Stored rows -
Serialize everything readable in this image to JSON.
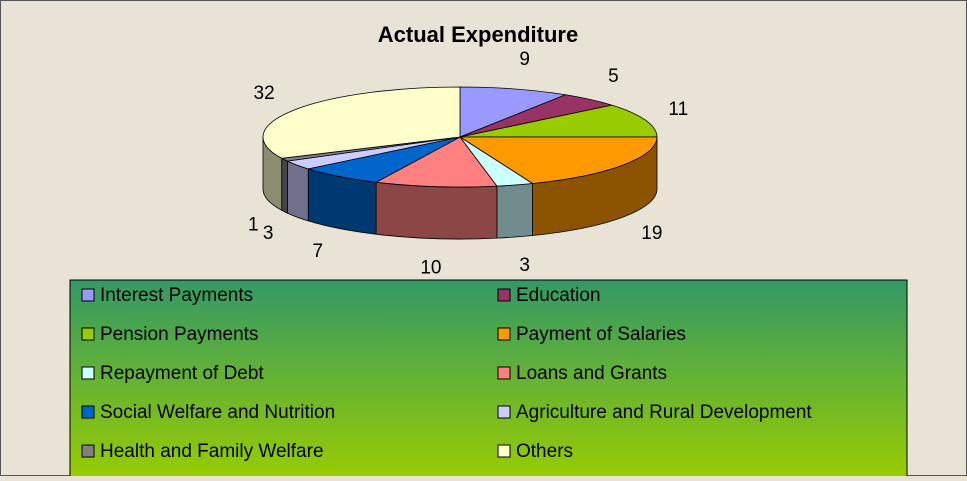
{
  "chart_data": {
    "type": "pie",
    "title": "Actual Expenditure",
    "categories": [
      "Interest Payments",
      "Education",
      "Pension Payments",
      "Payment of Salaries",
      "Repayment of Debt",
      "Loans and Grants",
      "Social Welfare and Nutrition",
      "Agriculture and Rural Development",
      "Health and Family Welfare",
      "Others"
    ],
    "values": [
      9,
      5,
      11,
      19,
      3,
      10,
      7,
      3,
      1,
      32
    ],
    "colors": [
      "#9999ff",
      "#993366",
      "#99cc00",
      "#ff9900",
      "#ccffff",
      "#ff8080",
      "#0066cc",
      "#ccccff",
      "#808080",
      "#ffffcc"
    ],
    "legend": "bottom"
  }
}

Problem - Copy the records above exactly, omitting every picture.

Correct result -
Serialize everything readable in this image to JSON.
{
  "chart_data": {
    "type": "pie",
    "title": "Actual Expenditure",
    "categories": [
      "Interest Payments",
      "Education",
      "Pension Payments",
      "Payment of Salaries",
      "Repayment of Debt",
      "Loans and Grants",
      "Social Welfare and Nutrition",
      "Agriculture and Rural Development",
      "Health and Family Welfare",
      "Others"
    ],
    "values": [
      9,
      5,
      11,
      19,
      3,
      10,
      7,
      3,
      1,
      32
    ],
    "colors": [
      "#9999ff",
      "#993366",
      "#99cc00",
      "#ff9900",
      "#ccffff",
      "#ff8080",
      "#0066cc",
      "#ccccff",
      "#808080",
      "#ffffcc"
    ],
    "legend": "bottom"
  }
}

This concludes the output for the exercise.